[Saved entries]
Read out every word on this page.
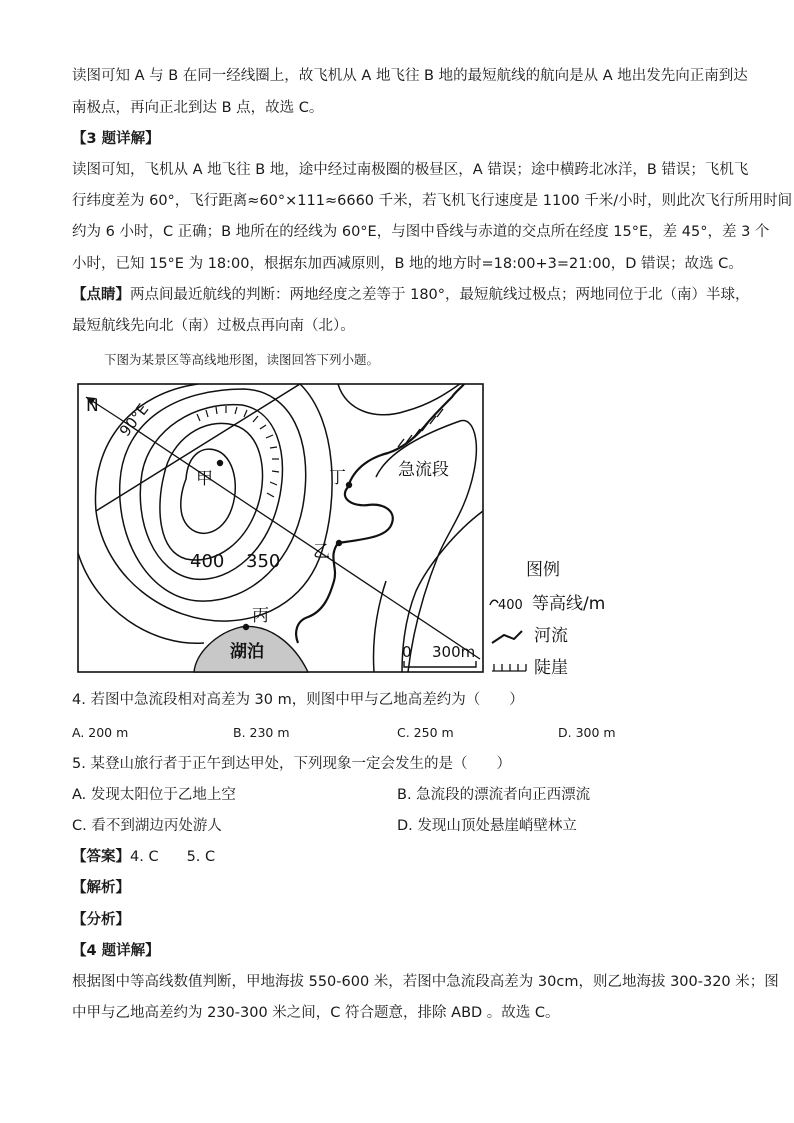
读图可知 A 与 B 在同一经线圈上，故飞机从 A 地飞往 B 地的最短航线的航向是从 A 地出发先向正南到达
南极点，再向正北到达 B 点，故选 C。
【3 题详解】
读图可知，飞机从 A 地飞往 B 地，途中经过南极圈的极昼区，A 错误；途中横跨北冰洋，B 错误；飞机飞
行纬度差为 60°，飞行距离≈60°×111≈6660 千米，若飞机飞行速度是 1100 千米/小时，则此次飞行所用时间
约为 6 小时，C 正确；B 地所在的经线为 60°E，与图中昏线与赤道的交点所在经度 15°E，差 45°，差 3 个
小时，已知 15°E 为 18:00，根据东加西减原则，B 地的地方时=18:00+3=21:00，D 错误；故选 C。
【点睛】两点间最近航线的判断：两地经度之差等于 180°，最短航线过极点；两地同位于北（南）半球，
最短航线先向北（南）过极点再向南（北）。
下图为某景区等高线地形图，读图回答下列小题。
N 90°E
甲
乙
丙
丁	急流段
湖泊
400 350
0 300m
图例
400 等高线/m
河流
陡崖
4. 若图中急流段相对高差为 30 m，则图中甲与乙地高差约为（　　）
A. 200 m	B. 230 m	C. 250 m	D. 300 m
5. 某登山旅行者于正午到达甲处，下列现象一定会发生的是（　　）
A. 发现太阳位于乙地上空	B. 急流段的漂流者向正西漂流
C. 看不到湖边丙处游人	D. 发现山顶处悬崖峭壁林立
【答案】4. C 5. C
【解析】
【分析】
【4 题详解】
根据图中等高线数值判断，甲地海拔 550-600 米，若图中急流段高差为 30cm，则乙地海拔 300-320 米；图
中甲与乙地高差约为 230-300 米之间，C 符合题意，排除 ABD 。故选 C。
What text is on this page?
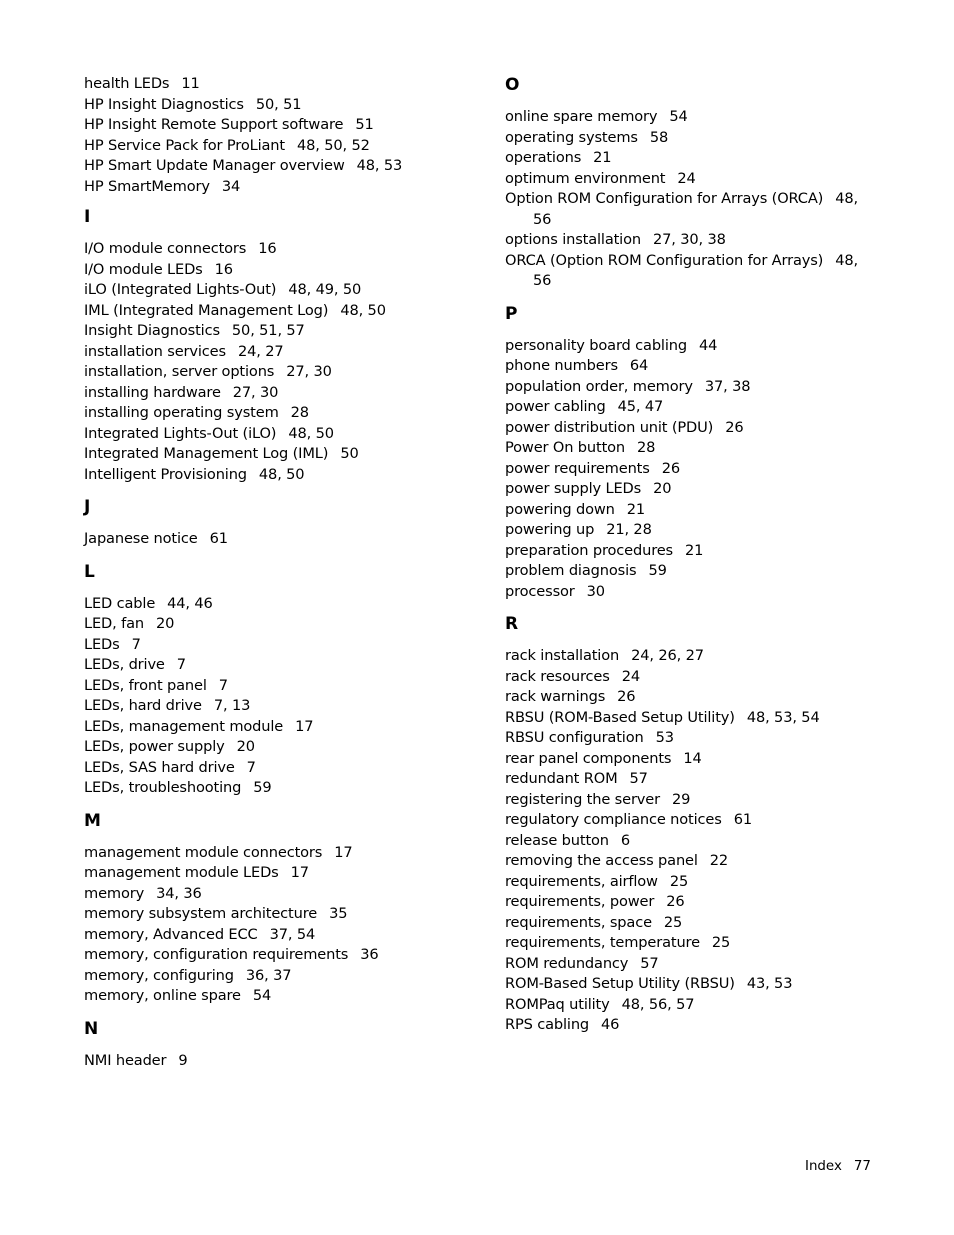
health LEDs 11
HP Insight Diagnostics 50, 51
HP Insight Remote Support software 51
HP Service Pack for ProLiant 48, 50, 52
HP Smart Update Manager overview 48, 53
HP SmartMemory 34
I
I/O module connectors 16
I/O module LEDs 16
iLO (Integrated Lights-Out) 48, 49, 50
IML (Integrated Management Log) 48, 50
Insight Diagnostics 50, 51, 57
installation services 24, 27
installation, server options 27, 30
installing hardware 27, 30
installing operating system 28
Integrated Lights-Out (iLO) 48, 50
Integrated Management Log (IML) 50
Intelligent Provisioning 48, 50
J
Japanese notice 61
L
LED cable 44, 46
LED, fan 20
LEDs 7
LEDs, drive 7
LEDs, front panel 7
LEDs, hard drive 7, 13
LEDs, management module 17
LEDs, power supply 20
LEDs, SAS hard drive 7
LEDs, troubleshooting 59
M
management module connectors 17
management module LEDs 17
memory 34, 36
memory subsystem architecture 35
memory, Advanced ECC 37, 54
memory, configuration requirements 36
memory, configuring 36, 37
memory, online spare 54
N
NMI header 9
O
online spare memory 54
operating systems 58
operations 21
optimum environment 24
Option ROM Configuration for Arrays (ORCA) 48,
56
options installation 27, 30, 38
ORCA (Option ROM Configuration for Arrays) 48,
56
P
personality board cabling 44
phone numbers 64
population order, memory 37, 38
power cabling 45, 47
power distribution unit (PDU) 26
Power On button 28
power requirements 26
power supply LEDs 20
powering down 21
powering up 21, 28
preparation procedures 21
problem diagnosis 59
processor 30
R
rack installation 24, 26, 27
rack resources 24
rack warnings 26
RBSU (ROM-Based Setup Utility) 48, 53, 54
RBSU configuration 53
rear panel components 14
redundant ROM 57
registering the server 29
regulatory compliance notices 61
release button 6
removing the access panel 22
requirements, airflow 25
requirements, power 26
requirements, space 25
requirements, temperature 25
ROM redundancy 57
ROM-Based Setup Utility (RBSU) 43, 53
ROMPaq utility 48, 56, 57
RPS cabling 46
Index 77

# Work to do
Set down every record once more, word for word, without pictures.

# Complete response
Read out every word on this page.
读图可知 A 与 B 在同一经线圈上，故飞机从 A 地飞往 B 地的最短航线的航向是从 A 地出发先向正南到达
南极点，再向正北到达 B 点，故选 C。
【3 题详解】
读图可知，飞机从 A 地飞往 B 地，途中经过南极圈的极昼区，A 错误；途中横跨北冰洋，B 错误；飞机飞
行纬度差为 60°，飞行距离≈60°×111≈6660 千米，若飞机飞行速度是 1100 千米/小时，则此次飞行所用时间
约为 6 小时，C 正确；B 地所在的经线为 60°E，与图中昏线与赤道的交点所在经度 15°E，差 45°，差 3 个
小时，已知 15°E 为 18:00，根据东加西减原则，B 地的地方时=18:00+3=21:00，D 错误；故选 C。
【点睛】两点间最近航线的判断：两地经度之差等于 180°，最短航线过极点；两地同位于北（南）半球，
最短航线先向北（南）过极点再向南（北）。
下图为某景区等高线地形图，读图回答下列小题。
N 90°E
甲
乙
丙
丁	急流段
湖泊
400 350
0 300m
图例
400 等高线/m
河流
陡崖
4. 若图中急流段相对高差为 30 m，则图中甲与乙地高差约为（　　）
A. 200 m	B. 230 m	C. 250 m	D. 300 m
5. 某登山旅行者于正午到达甲处，下列现象一定会发生的是（　　）
A. 发现太阳位于乙地上空	B. 急流段的漂流者向正西漂流
C. 看不到湖边丙处游人	D. 发现山顶处悬崖峭壁林立
【答案】4. C 5. C
【解析】
【分析】
【4 题详解】
根据图中等高线数值判断，甲地海拔 550-600 米，若图中急流段高差为 30cm，则乙地海拔 300-320 米；图
中甲与乙地高差约为 230-300 米之间，C 符合题意，排除 ABD 。故选 C。
What text is on this page?
health LEDs 11
HP Insight Diagnostics 50, 51
HP Insight Remote Support software 51
HP Service Pack for ProLiant 48, 50, 52
HP Smart Update Manager overview 48, 53
HP SmartMemory 34
I
I/O module connectors 16
I/O module LEDs 16
iLO (Integrated Lights-Out) 48, 49, 50
IML (Integrated Management Log) 48, 50
Insight Diagnostics 50, 51, 57
installation services 24, 27
installation, server options 27, 30
installing hardware 27, 30
installing operating system 28
Integrated Lights-Out (iLO) 48, 50
Integrated Management Log (IML) 50
Intelligent Provisioning 48, 50
J
Japanese notice 61
L
LED cable 44, 46
LED, fan 20
LEDs 7
LEDs, drive 7
LEDs, front panel 7
LEDs, hard drive 7, 13
LEDs, management module 17
LEDs, power supply 20
LEDs, SAS hard drive 7
LEDs, troubleshooting 59
M
management module connectors 17
management module LEDs 17
memory 34, 36
memory subsystem architecture 35
memory, Advanced ECC 37, 54
memory, configuration requirements 36
memory, configuring 36, 37
memory, online spare 54
N
NMI header 9
O
online spare memory 54
operating systems 58
operations 21
optimum environment 24
Option ROM Configuration for Arrays (ORCA) 48,
56
options installation 27, 30, 38
ORCA (Option ROM Configuration for Arrays) 48,
56
P
personality board cabling 44
phone numbers 64
population order, memory 37, 38
power cabling 45, 47
power distribution unit (PDU) 26
Power On button 28
power requirements 26
power supply LEDs 20
powering down 21
powering up 21, 28
preparation procedures 21
problem diagnosis 59
processor 30
R
rack installation 24, 26, 27
rack resources 24
rack warnings 26
RBSU (ROM-Based Setup Utility) 48, 53, 54
RBSU configuration 53
rear panel components 14
redundant ROM 57
registering the server 29
regulatory compliance notices 61
release button 6
removing the access panel 22
requirements, airflow 25
requirements, power 26
requirements, space 25
requirements, temperature 25
ROM redundancy 57
ROM-Based Setup Utility (RBSU) 43, 53
ROMPaq utility 48, 56, 57
RPS cabling 46
Index 77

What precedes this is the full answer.